═════ Source excerpt

Biasing means generally designated 30 are disposed in the vehicle 10 to initially provide forward motion to the vehicle 10. The biasing means 30 is separate and independent from, and in addition to, the motor 20. The biasing means 30 comprises a linear coil spring 32 (such as a compression spring) and a piston 34 which is retractable against the influence of the spring 32. The axes of the spring 32 and the piston 34 are longitudinally aligned with the longitudinal axis of the vehicle 10. In FIG. 1, the vehicle 10 is shown as having a longitudinally spaced pair of wheel sets (i.e., a front wheel set and a rear wheel set), with the biasing means 30 being disposed intermediate the two sets. However, since the biasing means 30 is not functionally engaged with any of the wheels 14 or axles 16, it may in fact be disposed anywhere in the chassis 12, provided that there is some means for loading the piston 34 against the spring 32. As illustrated, the spring 32 has its forward end fixed to the chassis 12 and its rear end bearing against the enlarged head 36 of the piston 34 at the rear end thereof. The bottom of the chassis 12 defines a slot 40 which enables a member (not shown in FIGS. 1A PG,12 or 1B) to be inserted into the slot 40 and used to move the piston head 36 forwardly relative to chassis 12, thereby to load the piston 34 against the compressed spring 32, either by backward motion of the vehicle 10 relative to the member or a forward motion of the member relative to the vehicle 10. The member does not extend upwardly as far as the axle 16 so that, upon release of the vehicle 10, as the vehicle is propelled in the forward direction, the axle 16 can pass over the member without interference from that member.

══════════
═════ Data provided

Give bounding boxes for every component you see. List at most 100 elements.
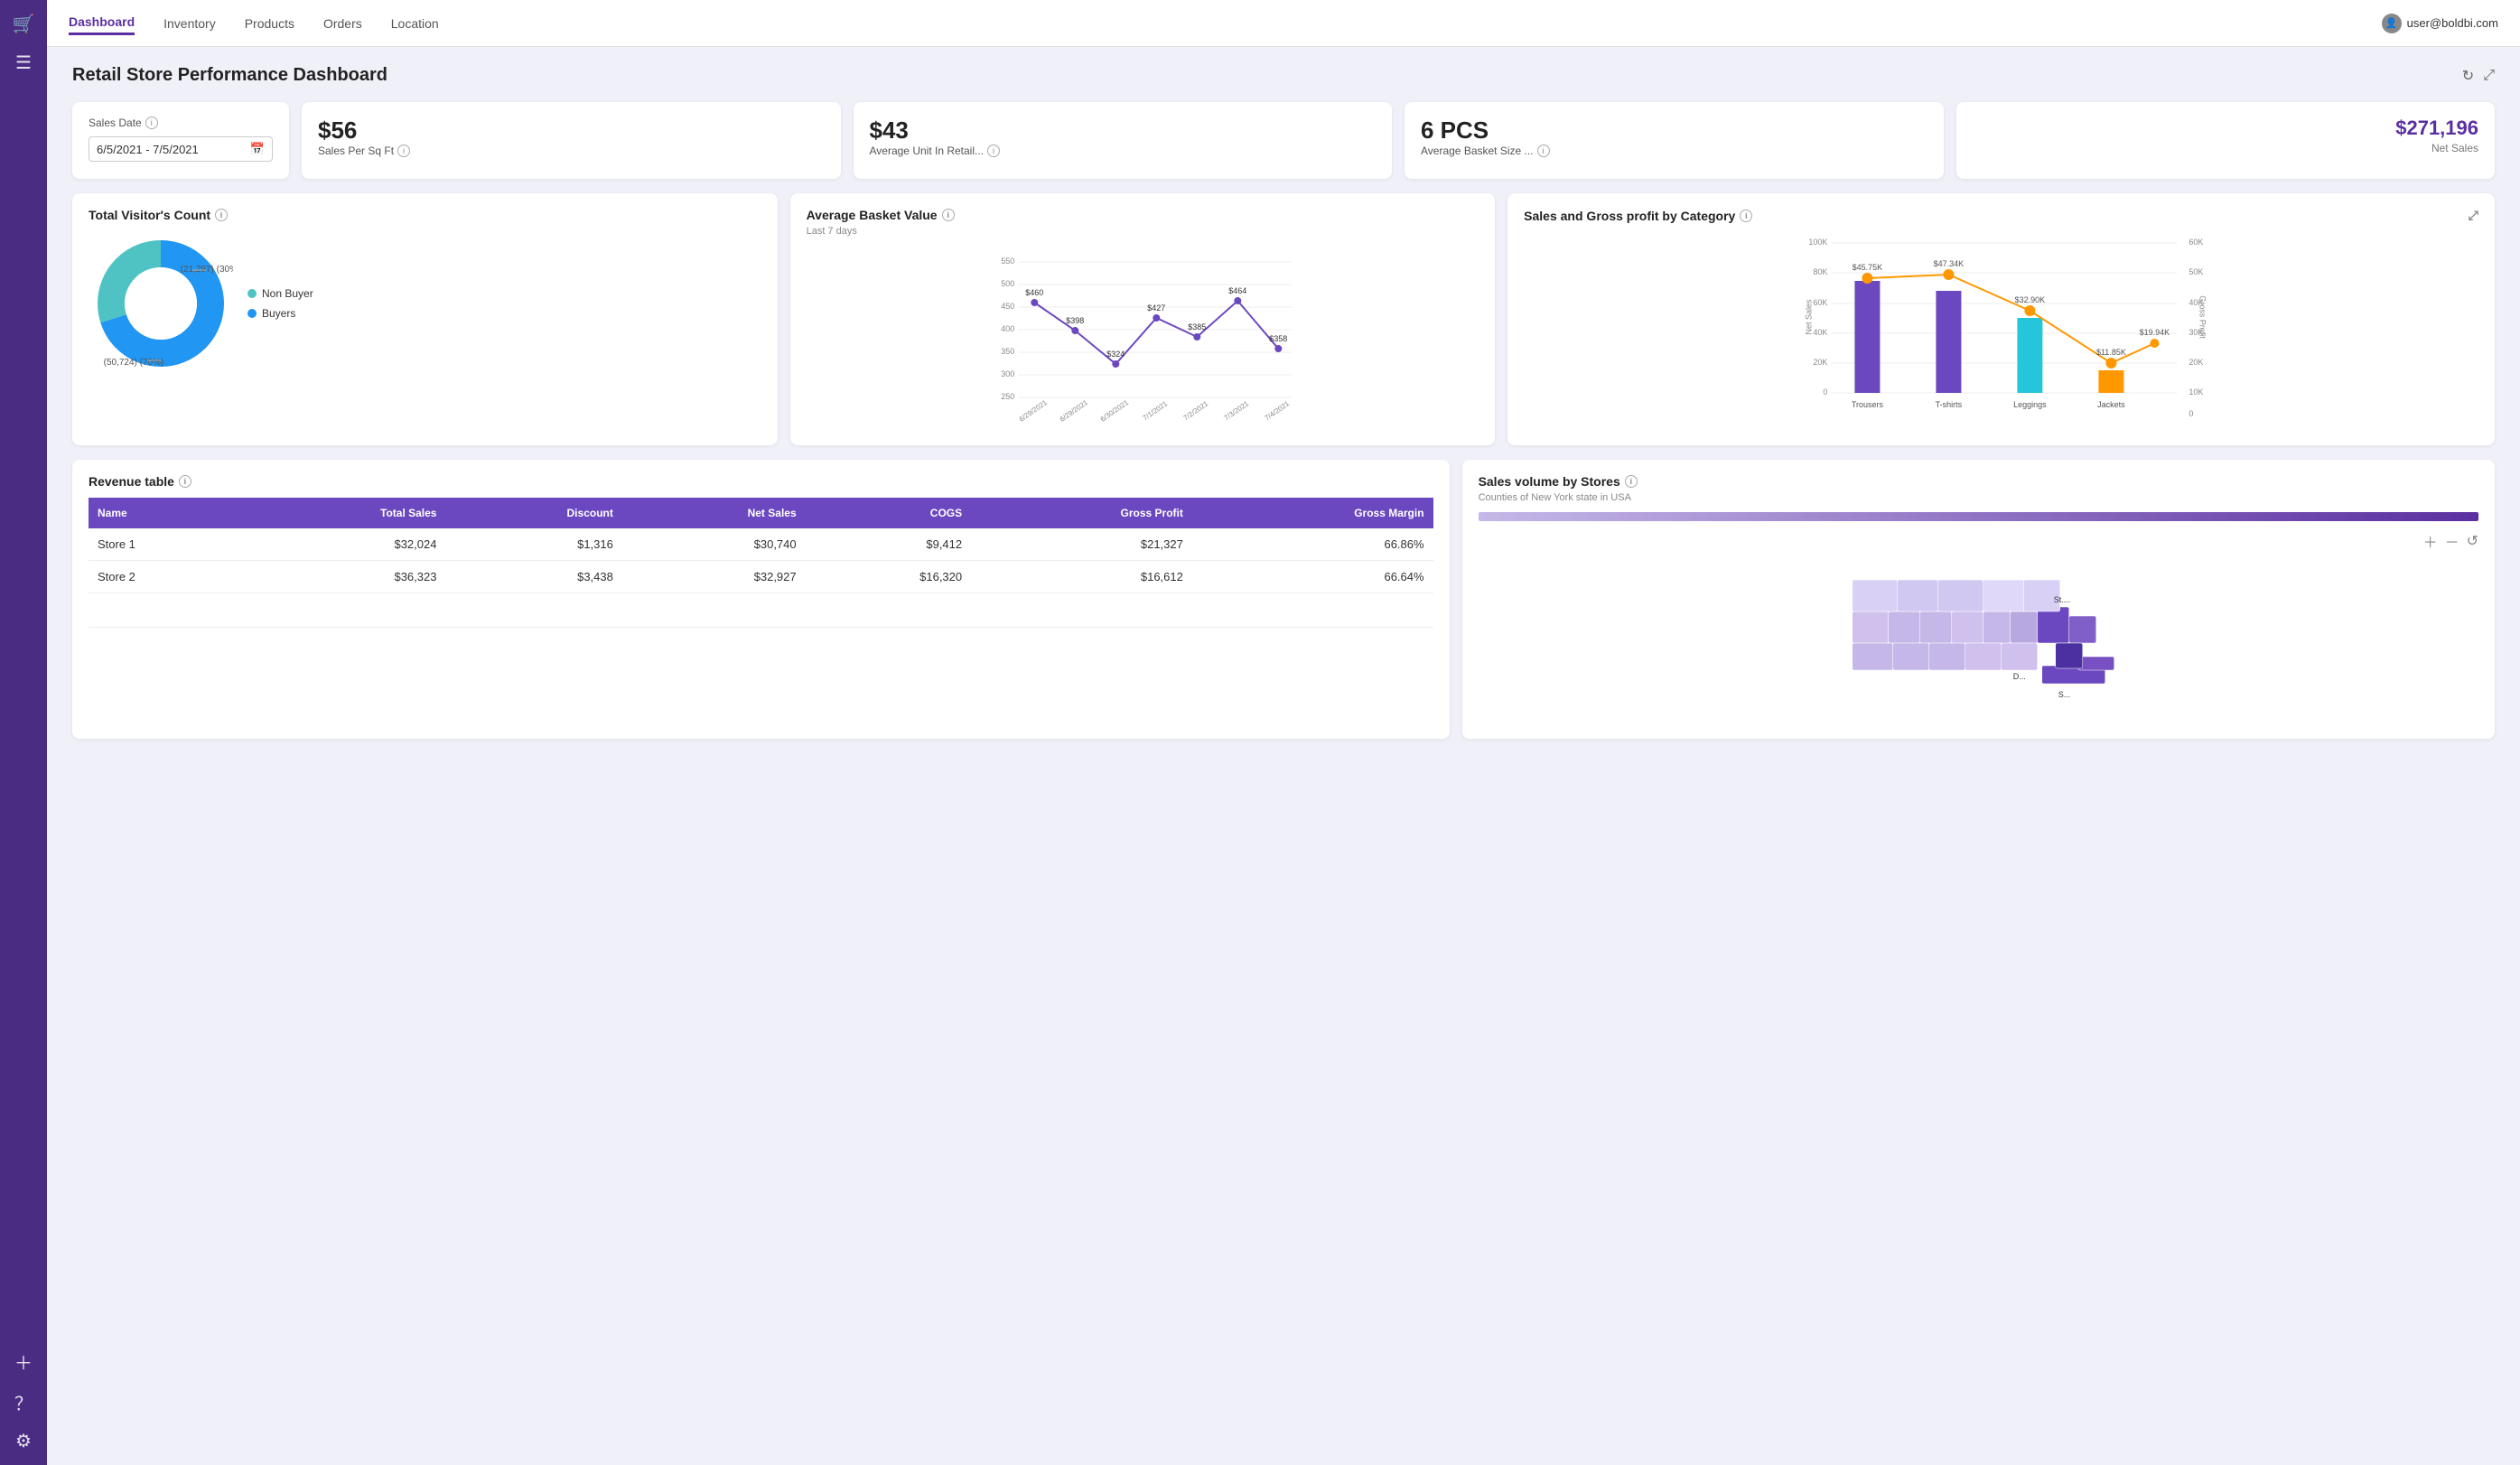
svg-text:6/29/2021: 6/29/2021 [1058, 398, 1089, 424]
info-icon: i [145, 117, 158, 129]
tab-dashboard[interactable]: Dashboard [69, 11, 135, 35]
legend-non-buyer: Non Buyer [247, 287, 313, 300]
row2-gross-margin: 66.64% [1192, 561, 1433, 593]
row1-name: Store 1 [89, 528, 242, 561]
buyer-dot [247, 309, 257, 318]
header-actions: ↻ ⤢ [2462, 67, 2495, 85]
svg-text:500: 500 [1001, 279, 1014, 288]
tab-inventory[interactable]: Inventory [163, 13, 216, 34]
tab-orders[interactable]: Orders [323, 13, 362, 34]
svg-text:(21,297) (30%): (21,297) (30%) [181, 265, 233, 275]
map-zoom-in[interactable]: ＋ [2423, 530, 2438, 552]
map-reset[interactable]: ↺ [2467, 532, 2478, 550]
svg-text:60K: 60K [1814, 298, 1828, 307]
bar-trousers [1855, 281, 1881, 393]
charts-row: Total Visitor's Count i (21,297) (30%) (… [72, 193, 2495, 445]
sales-date-label: Sales Date i [89, 117, 273, 129]
col-net-sales: Net Sales [622, 498, 806, 528]
svg-text:$324: $324 [1106, 350, 1125, 359]
svg-text:$460: $460 [1025, 288, 1043, 297]
table-row-empty [89, 593, 1433, 628]
gp-point-extra [2151, 339, 2160, 348]
avg-basket-label: Average Basket Size ... i [1421, 145, 1927, 157]
avg-unit-label: Average Unit In Retail... i [870, 145, 1377, 157]
svg-text:$385: $385 [1188, 322, 1206, 331]
svg-text:450: 450 [1001, 302, 1014, 311]
info-icon-category: i [1740, 210, 1752, 222]
svg-text:(50,724) (70%): (50,724) (70%) [104, 358, 164, 368]
page-title: Retail Store Performance Dashboard [72, 65, 387, 86]
main-area: Dashboard Inventory Products Orders Loca… [47, 0, 2520, 1465]
svg-text:S...: S... [2058, 690, 2070, 699]
non-buyer-dot [247, 289, 257, 298]
revenue-table-title: Revenue table i [89, 474, 1433, 489]
svg-text:550: 550 [1001, 257, 1014, 266]
svg-text:0: 0 [2189, 409, 2194, 418]
svg-text:T-shirts: T-shirts [1936, 400, 1963, 409]
col-gross-profit: Gross Profit [971, 498, 1192, 528]
svg-text:50K: 50K [2189, 267, 2204, 276]
svg-text:7/1/2021: 7/1/2021 [1141, 399, 1169, 423]
info-icon-map: i [1625, 475, 1638, 488]
info-icon-basket: i [1537, 145, 1550, 157]
svg-text:Net Sales: Net Sales [1805, 299, 1814, 335]
svg-text:60K: 60K [2189, 238, 2204, 247]
avg-unit-value: $43 [870, 117, 1377, 145]
top-navigation: Dashboard Inventory Products Orders Loca… [47, 0, 2520, 47]
svg-text:400: 400 [1001, 324, 1014, 333]
svg-text:D...: D... [2012, 672, 2025, 681]
kpi-avg-unit: $43 Average Unit In Retail... i [854, 102, 1393, 179]
basket-chart-title: Average Basket Value i [807, 208, 1479, 222]
row1-gross-profit: $21,327 [971, 528, 1192, 561]
sidebar-menu-icon[interactable]: ☰ [15, 51, 32, 74]
expand-button[interactable]: ⤢ [2483, 67, 2495, 85]
sales-sqft-label: Sales Per Sq Ft i [318, 145, 825, 157]
table-row: Store 1 $32,024 $1,316 $30,740 $9,412 $2… [89, 528, 1433, 561]
avg-basket-value: 6 PCS [1421, 117, 1927, 145]
row2-gross-profit: $16,612 [971, 561, 1192, 593]
sidebar-settings-icon[interactable]: ⚙ [15, 1430, 32, 1452]
donut-container: (21,297) (30%) (50,724) (70%) Non Buyer … [89, 231, 761, 376]
expand-category-icon[interactable]: ⤢ [2469, 208, 2478, 223]
tab-location[interactable]: Location [391, 13, 439, 34]
visitor-chart-title: Total Visitor's Count i [89, 208, 761, 222]
svg-text:250: 250 [1001, 392, 1014, 401]
map-title: Sales volume by Stores i [1479, 474, 2478, 489]
info-icon-basket-chart: i [942, 209, 955, 221]
svg-text:St....: St.... [2053, 595, 2070, 604]
donut-legend: Non Buyer Buyers [247, 287, 313, 320]
svg-text:6/29/2021: 6/29/2021 [1017, 398, 1049, 424]
row1-total-sales: $32,024 [242, 528, 446, 561]
svg-text:7/2/2021: 7/2/2021 [1181, 399, 1209, 423]
refresh-button[interactable]: ↻ [2462, 67, 2474, 85]
donut-svg: (21,297) (30%) (50,724) (70%) [89, 231, 233, 376]
col-discount: Discount [445, 498, 621, 528]
svg-text:20K: 20K [2189, 358, 2204, 367]
table-header-row: Name Total Sales Discount Net Sales COGS… [89, 498, 1433, 528]
col-name: Name [89, 498, 242, 528]
map-zoom-out[interactable]: － [2445, 530, 2459, 552]
tab-products[interactable]: Products [245, 13, 294, 34]
row2-net-sales: $32,927 [622, 561, 806, 593]
kpi-sales-date: Sales Date i 6/5/2021 - 7/5/2021 📅 [72, 102, 289, 179]
kpi-sales-sqft: $56 Sales Per Sq Ft i [302, 102, 841, 179]
bar-leggings [2018, 318, 2043, 393]
revenue-table-card: Revenue table i Name Total Sales Discoun… [72, 460, 1450, 739]
basket-chart-subtitle: Last 7 days [807, 226, 1479, 237]
kpi-avg-basket: 6 PCS Average Basket Size ... i [1405, 102, 1944, 179]
row1-discount: $1,316 [445, 528, 621, 561]
sidebar-cart-icon[interactable]: 🛒 [13, 13, 35, 35]
svg-text:80K: 80K [1814, 267, 1828, 276]
info-icon-revenue: i [179, 475, 191, 488]
svg-text:6/30/2021: 6/30/2021 [1098, 398, 1130, 424]
svg-text:100K: 100K [1809, 238, 1828, 247]
sidebar-add-icon[interactable]: ＋ [14, 1348, 33, 1375]
table-row: Store 2 $36,323 $3,438 $32,927 $16,320 $… [89, 561, 1433, 593]
sidebar-help-icon[interactable]: ？ [14, 1389, 33, 1415]
date-input[interactable]: 6/5/2021 - 7/5/2021 📅 [89, 136, 273, 162]
map-card: Sales volume by Stores i Counties of New… [1462, 460, 2495, 739]
row1-gross-margin: 66.86% [1192, 528, 1433, 561]
svg-text:Gross Profit: Gross Profit [2198, 295, 2207, 339]
row2-name: Store 2 [89, 561, 242, 593]
svg-text:350: 350 [1001, 347, 1014, 356]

══════════

Tasks and exercises
A) According to the vehicle biasing passage, what two parts make up the biasing means?
B) In the listing, rewrite the lines from the line with "svg-text:6/29/2021: 6/29/2021 [1058, 398, 1089, 424]" to the line with "row2-gross-margin: 66.64% [1192, 561, 1433, 593]", replacing "info-icon" with "help-icon" and leaving everything else unchanged. Return only those lines.

Worked answers
A) A linear coil spring, such as a compression spring, and a piston that is retractable against the spring.

B)
svg-text:6/29/2021: 6/29/2021 [1058, 398, 1089, 424]
help-icon: i [145, 117, 158, 129]
tab-dashboard[interactable]: Dashboard [69, 11, 135, 35]
legend-non-buyer: Non Buyer [247, 287, 313, 300]
row2-gross-margin: 66.64% [1192, 561, 1433, 593]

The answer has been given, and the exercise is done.